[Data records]

═══

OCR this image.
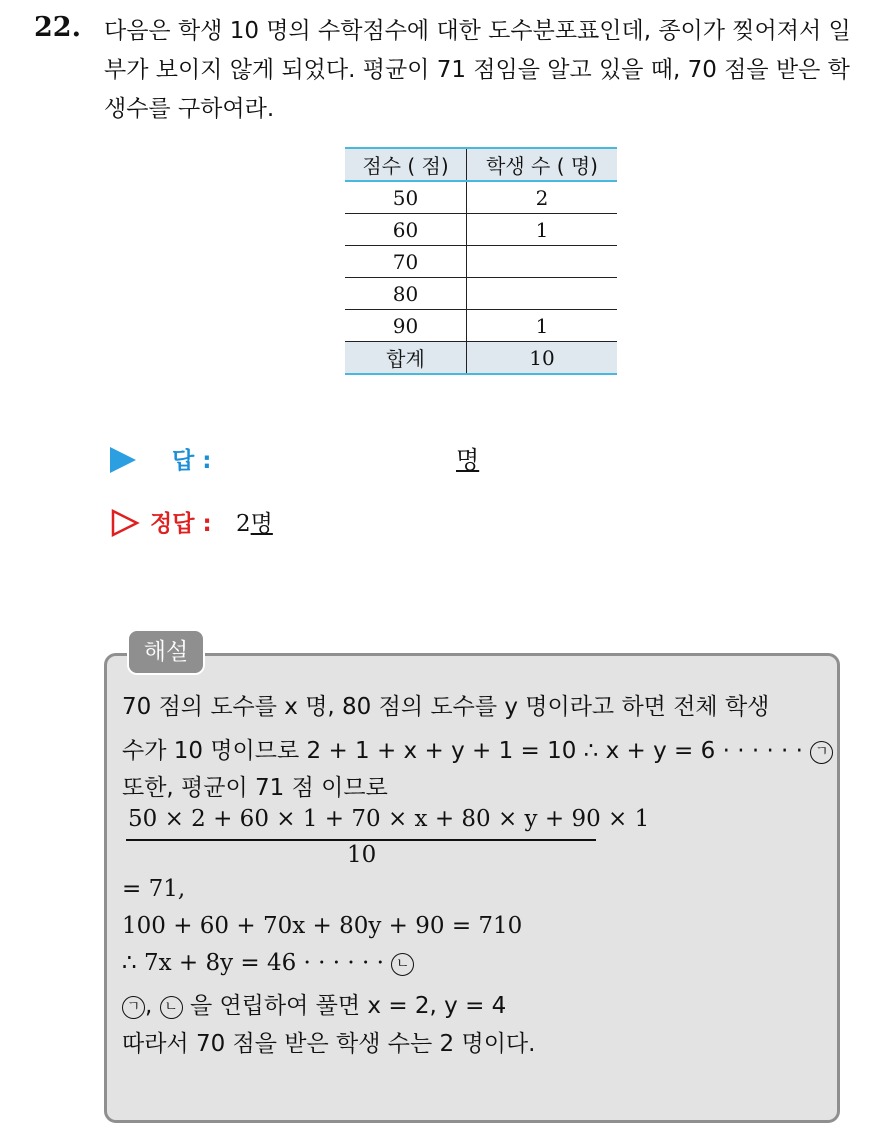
22. 다음은 학생 10 명의 수학점수에 대한 도수분포표인데, 종이가 찢어져서 일부가 보이지 않게 되었다. 평균이 71 점임을 알고 있을 때, 70 점을 받은 학생수를 구하여라.
점수 ( 점)	학생 수 ( 명)
50	2
60	1
70	
80	
90	1
합계	10
답 :	명
정답 : 2명
해설
70 점의 도수를 x 명, 80 점의 도수를 y 명이라고 하면 전체 학생
수가 10 명이므로 2 + 1 + x + y + 1 = 10 ∴ x + y = 6 · · · · · · ㄱ
또한, 평균이 71 점 이므로
50 × 2 + 60 × 1 + 70 × x + 80 × y + 90 × 1
10
= 71,
100 + 60 + 70x + 80y + 90 = 710
∴ 7x + 8y = 46 · · · · · · ㄴ
ㄱ , ㄴ 을 연립하여 풀면 x = 2, y = 4
따라서 70 점을 받은 학생 수는 2 명이다.
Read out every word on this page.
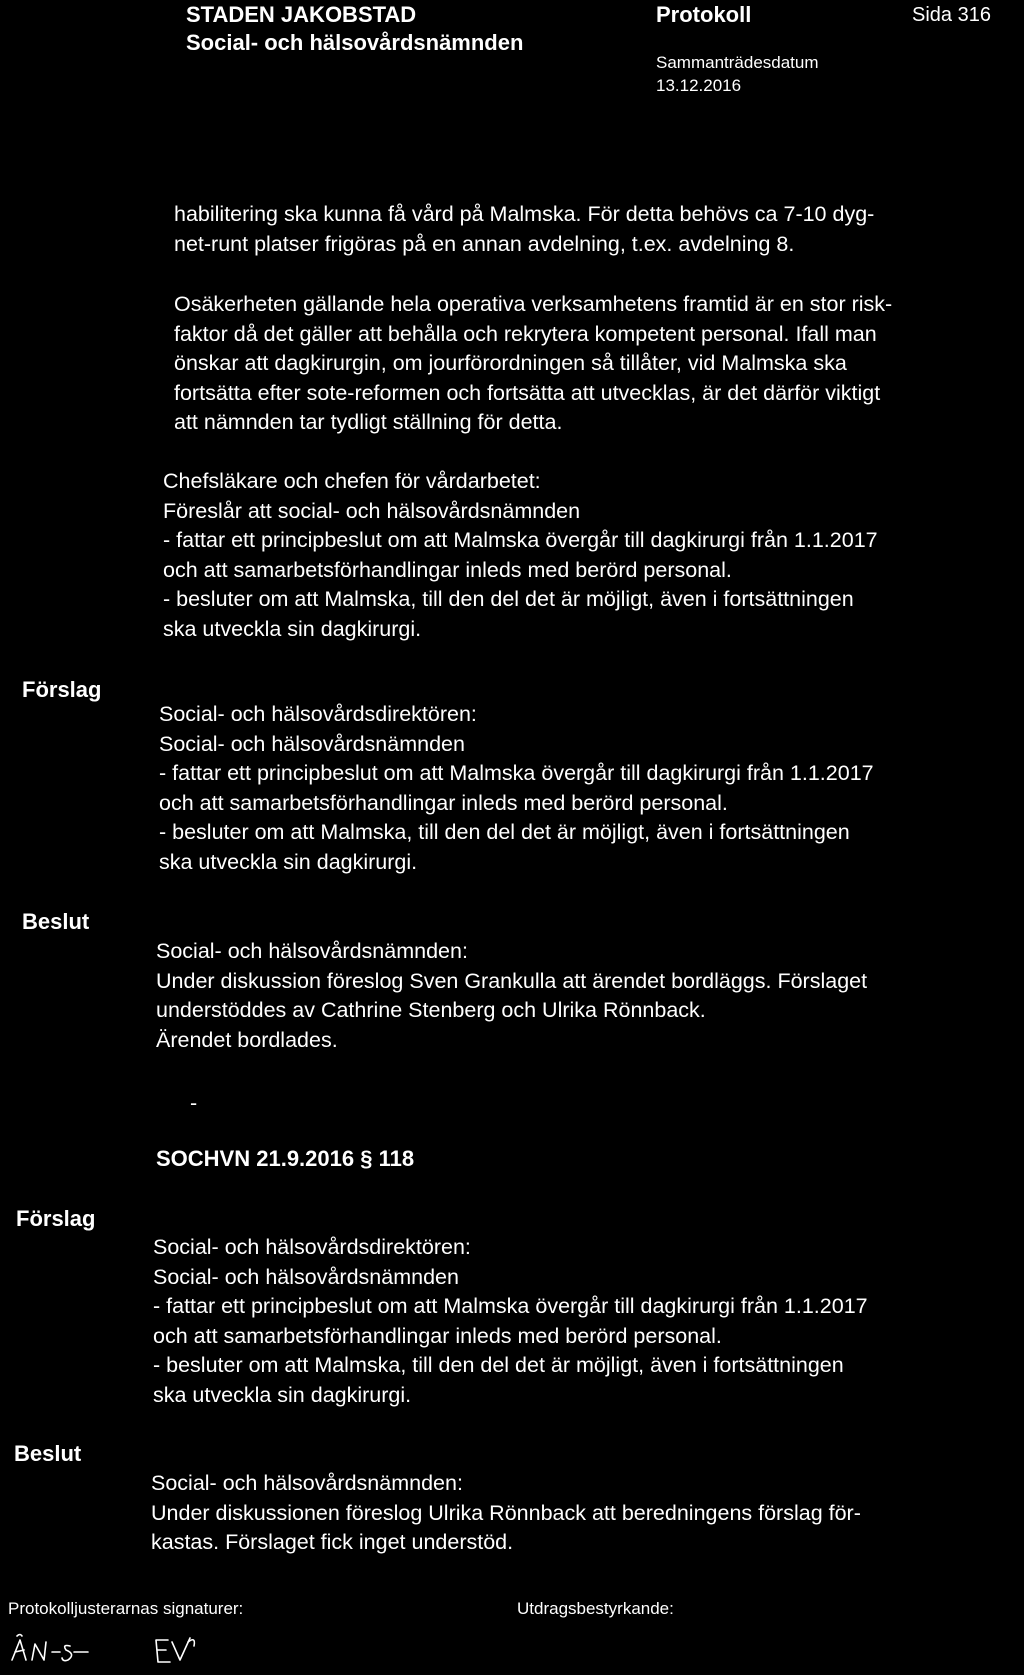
STADEN JAKOBSTAD
Social- och hälsovårdsnämnden
Protokoll	Sida 316
Sammanträdesdatum
13.12.2016
habilitering ska kunna få vård på Malmska. För detta behövs ca 7-10 dyg-
net-runt platser frigöras på en annan avdelning, t.ex. avdelning 8.
Osäkerheten gällande hela operativa verksamhetens framtid är en stor risk-
faktor då det gäller att behålla och rekrytera kompetent personal. Ifall man
önskar att dagkirurgin, om jourförordningen så tillåter, vid Malmska ska
fortsätta efter sote-reformen och fortsätta att utvecklas, är det därför viktigt
att nämnden tar tydligt ställning för detta.
Chefsläkare och chefen för vårdarbetet:
Föreslår att social- och hälsovårdsnämnden
- fattar ett principbeslut om att Malmska övergår till dagkirurgi från 1.1.2017
och att samarbetsförhandlingar inleds med berörd personal.
- besluter om att Malmska, till den del det är möjligt, även i fortsättningen
ska utveckla sin dagkirurgi.
Förslag
Social- och hälsovårdsdirektören:
Social- och hälsovårdsnämnden
- fattar ett principbeslut om att Malmska övergår till dagkirurgi från 1.1.2017
och att samarbetsförhandlingar inleds med berörd personal.
- besluter om att Malmska, till den del det är möjligt, även i fortsättningen
ska utveckla sin dagkirurgi.
Beslut
Social- och hälsovårdsnämnden:
Under diskussion föreslog Sven Grankulla att ärendet bordläggs. Förslaget
understöddes av Cathrine Stenberg och Ulrika Rönnback.
Ärendet bordlades.
-
SOCHVN 21.9.2016 § 118
Förslag
Social- och hälsovårdsdirektören:
Social- och hälsovårdsnämnden
- fattar ett principbeslut om att Malmska övergår till dagkirurgi från 1.1.2017
och att samarbetsförhandlingar inleds med berörd personal.
- besluter om att Malmska, till den del det är möjligt, även i fortsättningen
ska utveckla sin dagkirurgi.
Beslut
Social- och hälsovårdsnämnden:
Under diskussionen föreslog Ulrika Rönnback att beredningens förslag för-
kastas. Förslaget fick inget understöd.
Protokolljusterarnas signaturer:	Utdragsbestyrkande:
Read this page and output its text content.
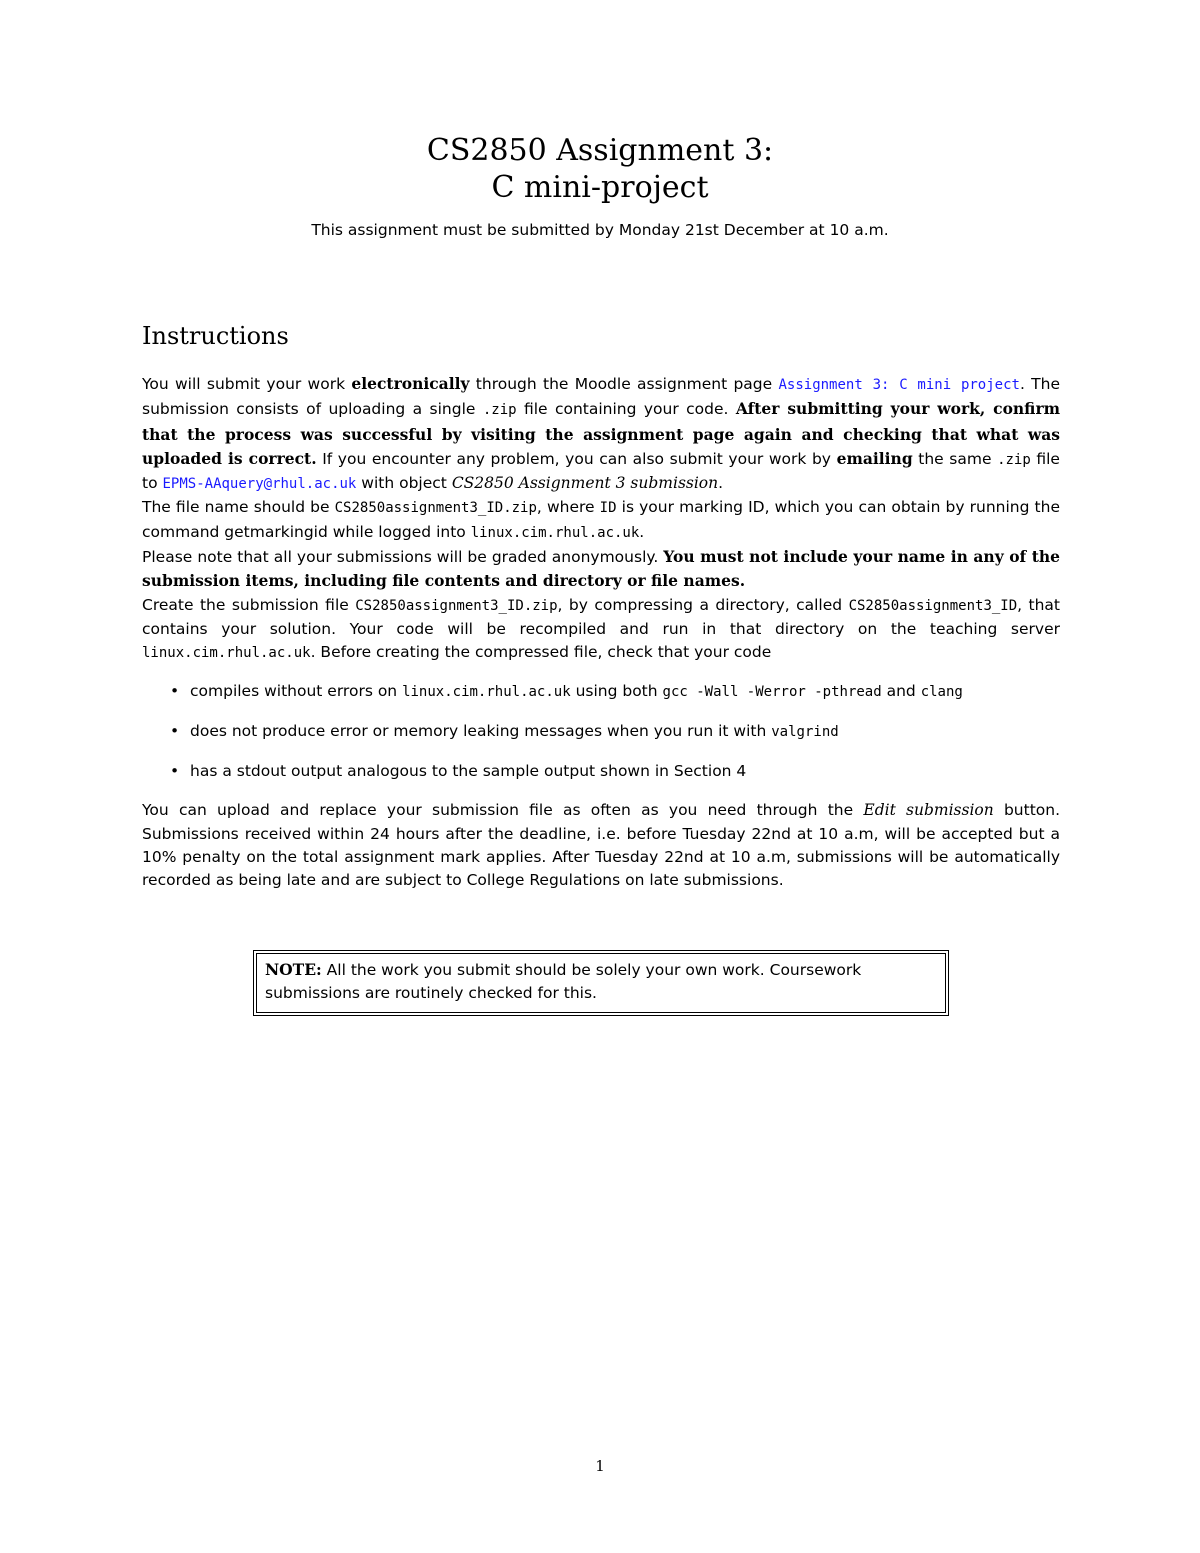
CS2850 Assignment 3:
C mini-project
This assignment must be submitted by Monday 21st December at 10 a.m.
Instructions

You will submit your work electronically through the Moodle assignment page Assignment 3: C mini project. The submission consists of uploading a single .zip file containing your code. After submitting your work, confirm that the process was successful by visiting the assignment page again and checking that what was uploaded is correct. If you encounter any problem, you can also submit your work by emailing the same .zip file to EPMS-AAquery@rhul.ac.uk with object CS2850 Assignment 3 submission.

The file name should be CS2850assignment3_ID.zip, where ID is your marking ID, which you can obtain by running the command getmarkingid while logged into linux.cim.rhul.ac.uk.

Please note that all your submissions will be graded anonymously. You must not include your name in any of the submission items, including file contents and directory or file names.

Create the submission file CS2850assignment3_ID.zip, by compressing a directory, called CS2850assignment3_ID, that contains your solution. Your code will be recompiled and run in that directory on the teaching server linux.cim.rhul.ac.uk. Before creating the compressed file, check that your code

• compiles without errors on linux.cim.rhul.ac.uk using both gcc -Wall -Werror -pthread and clang
• does not produce error or memory leaking messages when you run it with valgrind
• has a stdout output analogous to the sample output shown in Section 4

You can upload and replace your submission file as often as you need through the Edit submission button. Submissions received within 24 hours after the deadline, i.e. before Tuesday 22nd at 10 a.m, will be accepted but a 10% penalty on the total assignment mark applies. After Tuesday 22nd at 10 a.m, submissions will be automatically recorded as being late and are subject to College Regulations on late submissions.

NOTE: All the work you submit should be solely your own work. Coursework submissions are routinely checked for this.
1
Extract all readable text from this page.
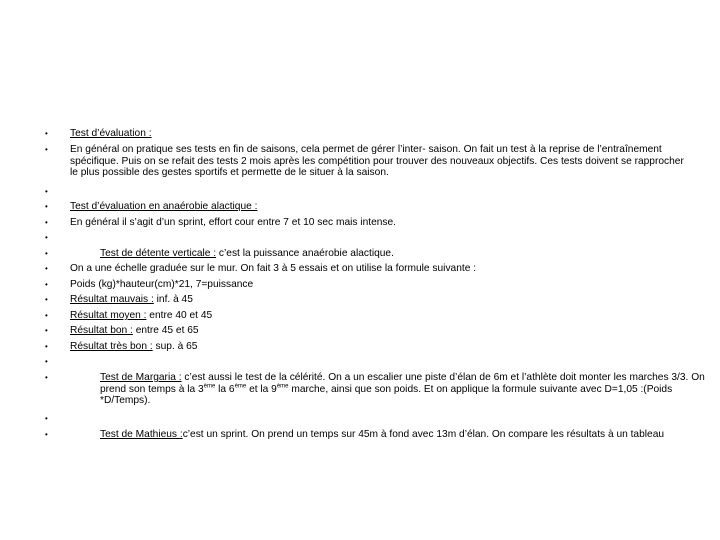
•
•
•
•
•
•
•
•
•
•
•
•
•
•
•
•
•
Test d’évaluation :
En général on pratique ses tests en fin de saisons, cela permet de gérer l’inter- saison. On fait un test à la reprise de l’entraînement spécifique. Puis on se refait des tests 2 mois après les compétition pour trouver des nouveaux objectifs. Ces tests doivent se rapprocher le plus possible des gestes sportifs et permette de le situer à la saison.
Test d’évaluation en anaérobie alactique :
En général il s’agit d’un sprint, effort cour entre 7 et 10 sec mais intense.
Test de détente verticale : c’est la puissance anaérobie alactique.
On a une échelle graduée sur le mur. On fait 3 à 5 essais et on utilise la formule suivante :
Poids (kg)*hauteur(cm)*21, 7=puissance
Résultat mauvais : inf. à 45
Résultat moyen : entre 40 et 45
Résultat bon : entre 45 et 65
Résultat très bon : sup. à 65
Test de Margaria : c’est aussi le test de la célérité. On a un escalier une piste d’élan de 6m et l’athlète doit monter les marches 3/3. On prend son temps à la 3ème la 6ème et la 9ème marche, ainsi que son poids. Et on applique la formule suivante avec D=1,05 :(Poids *D/Temps).
Test de Mathieus :c’est un sprint. On prend un temps sur 45m à fond avec 13m d’élan. On compare les résultats à un tableau
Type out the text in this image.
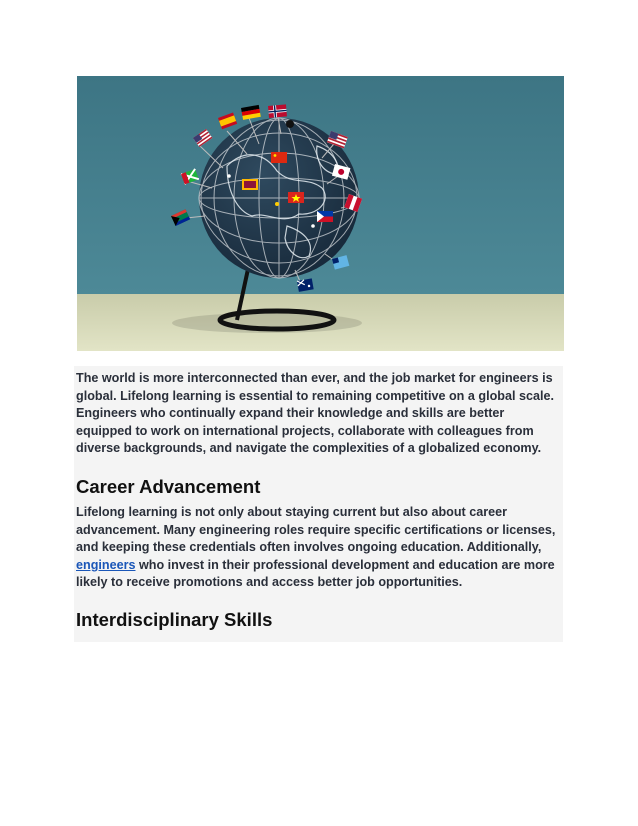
The world is more interconnected than ever, and the job market for engineers is global. Lifelong learning is essential to remaining competitive on a global scale. Engineers who continually expand their knowledge and skills are better equipped to work on international projects, collaborate with colleagues from diverse backgrounds, and navigate the complexities of a globalized economy.

Career Advancement

Lifelong learning is not only about staying current but also about career advancement. Many engineering roles require specific certifications or licenses, and keeping these credentials often involves ongoing education. Additionally, engineers who invest in their professional development and education are more likely to receive promotions and access better job opportunities.

Interdisciplinary Skills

═══

# Problem details
Transcribe the listing in full and omit the pictures.

# Result below
OCR this image.
22. 다음은 학생 10 명의 수학점수에 대한 도수분포표인데, 종이가 찢어져서 일부가 보이지 않게 되었다. 평균이 71 점임을 알고 있을 때, 70 점을 받은 학생수를 구하여라.
점수 ( 점)	학생 수 ( 명)
50	2
60	1
70	
80	
90	1
합계	10
답 :	명
정답 : 2명
해설
70 점의 도수를 x 명, 80 점의 도수를 y 명이라고 하면 전체 학생
수가 10 명이므로 2 + 1 + x + y + 1 = 10 ∴ x + y = 6 · · · · · · ㄱ
또한, 평균이 71 점 이므로
50 × 2 + 60 × 1 + 70 × x + 80 × y + 90 × 1
10
= 71,
100 + 60 + 70x + 80y + 90 = 710
∴ 7x + 8y = 46 · · · · · · ㄴ
ㄱ , ㄴ 을 연립하여 풀면 x = 2, y = 4
따라서 70 점을 받은 학생 수는 2 명이다.
Read out every word on this page.
STADEN JAKOBSTAD
Social- och hälsovårdsnämnden
Protokoll	Sida 316
Sammanträdesdatum
13.12.2016
habilitering ska kunna få vård på Malmska. För detta behövs ca 7-10 dyg-
net-runt platser frigöras på en annan avdelning, t.ex. avdelning 8.
Osäkerheten gällande hela operativa verksamhetens framtid är en stor risk-
faktor då det gäller att behålla och rekrytera kompetent personal. Ifall man
önskar att dagkirurgin, om jourförordningen så tillåter, vid Malmska ska
fortsätta efter sote-reformen och fortsätta att utvecklas, är det därför viktigt
att nämnden tar tydligt ställning för detta.
Chefsläkare och chefen för vårdarbetet:
Föreslår att social- och hälsovårdsnämnden
- fattar ett principbeslut om att Malmska övergår till dagkirurgi från 1.1.2017
och att samarbetsförhandlingar inleds med berörd personal.
- besluter om att Malmska, till den del det är möjligt, även i fortsättningen
ska utveckla sin dagkirurgi.
Förslag
Social- och hälsovårdsdirektören:
Social- och hälsovårdsnämnden
- fattar ett principbeslut om att Malmska övergår till dagkirurgi från 1.1.2017
och att samarbetsförhandlingar inleds med berörd personal.
- besluter om att Malmska, till den del det är möjligt, även i fortsättningen
ska utveckla sin dagkirurgi.
Beslut
Social- och hälsovårdsnämnden:
Under diskussion föreslog Sven Grankulla att ärendet bordläggs. Förslaget
understöddes av Cathrine Stenberg och Ulrika Rönnback.
Ärendet bordlades.
-
SOCHVN 21.9.2016 § 118
Förslag
Social- och hälsovårdsdirektören:
Social- och hälsovårdsnämnden
- fattar ett principbeslut om att Malmska övergår till dagkirurgi från 1.1.2017
och att samarbetsförhandlingar inleds med berörd personal.
- besluter om att Malmska, till den del det är möjligt, även i fortsättningen
ska utveckla sin dagkirurgi.
Beslut
Social- och hälsovårdsnämnden:
Under diskussionen föreslog Ulrika Rönnback att beredningens förslag för-
kastas. Förslaget fick inget understöd.
Protokolljusterarnas signaturer:	Utdragsbestyrkande:
Read this page and output its text content.
CS2850 Assignment 3:
C mini-project
This assignment must be submitted by Monday 21st December at 10 a.m.
Instructions

You will submit your work electronically through the Moodle assignment page Assignment 3: C mini project. The submission consists of uploading a single .zip file containing your code. After submitting your work, confirm that the process was successful by visiting the assignment page again and checking that what was uploaded is correct. If you encounter any problem, you can also submit your work by emailing the same .zip file to EPMS-AAquery@rhul.ac.uk with object CS2850 Assignment 3 submission.

The file name should be CS2850assignment3_ID.zip, where ID is your marking ID, which you can obtain by running the command getmarkingid while logged into linux.cim.rhul.ac.uk.

Please note that all your submissions will be graded anonymously. You must not include your name in any of the submission items, including file contents and directory or file names.

Create the submission file CS2850assignment3_ID.zip, by compressing a directory, called CS2850assignment3_ID, that contains your solution. Your code will be recompiled and run in that directory on the teaching server linux.cim.rhul.ac.uk. Before creating the compressed file, check that your code

• compiles without errors on linux.cim.rhul.ac.uk using both gcc -Wall -Werror -pthread and clang
• does not produce error or memory leaking messages when you run it with valgrind
• has a stdout output analogous to the sample output shown in Section 4

You can upload and replace your submission file as often as you need through the Edit submission button. Submissions received within 24 hours after the deadline, i.e. before Tuesday 22nd at 10 a.m, will be accepted but a 10% penalty on the total assignment mark applies. After Tuesday 22nd at 10 a.m, submissions will be automatically recorded as being late and are subject to College Regulations on late submissions.

NOTE: All the work you submit should be solely your own work. Coursework submissions are routinely checked for this.
1
Extract all readable text from this page.
•
•
•
•
•
•
•
•
•
•
•
•
•
•
•
•
•
Test d’évaluation :
En général on pratique ses tests en fin de saisons, cela permet de gérer l’inter- saison. On fait un test à la reprise de l’entraînement spécifique. Puis on se refait des tests 2 mois après les compétition pour trouver des nouveaux objectifs. Ces tests doivent se rapprocher le plus possible des gestes sportifs et permette de le situer à la saison.
Test d’évaluation en anaérobie alactique :
En général il s’agit d’un sprint, effort cour entre 7 et 10 sec mais intense.
Test de détente verticale : c’est la puissance anaérobie alactique.
On a une échelle graduée sur le mur. On fait 3 à 5 essais et on utilise la formule suivante :
Poids (kg)*hauteur(cm)*21, 7=puissance
Résultat mauvais : inf. à 45
Résultat moyen : entre 40 et 45
Résultat bon : entre 45 et 65
Résultat très bon : sup. à 65
Test de Margaria : c’est aussi le test de la célérité. On a un escalier une piste d’élan de 6m et l’athlète doit monter les marches 3/3. On prend son temps à la 3ème la 6ème et la 9ème marche, ainsi que son poids. Et on applique la formule suivante avec D=1,05 :(Poids *D/Temps).
Test de Mathieus :c’est un sprint. On prend un temps sur 45m à fond avec 13m d’élan. On compare les résultats à un tableau
Type out the text in this image.
The world is more interconnected than ever, and the job market for engineers is global. Lifelong learning is essential to remaining competitive on a global scale. Engineers who continually expand their knowledge and skills are better equipped to work on international projects, collaborate with colleagues from diverse backgrounds, and navigate the complexities of a globalized economy.

Career Advancement

Lifelong learning is not only about staying current but also about career advancement. Many engineering roles require specific certifications or licenses, and keeping these credentials often involves ongoing education. Additionally, engineers who invest in their professional development and education are more likely to receive promotions and access better job opportunities.

Interdisciplinary Skills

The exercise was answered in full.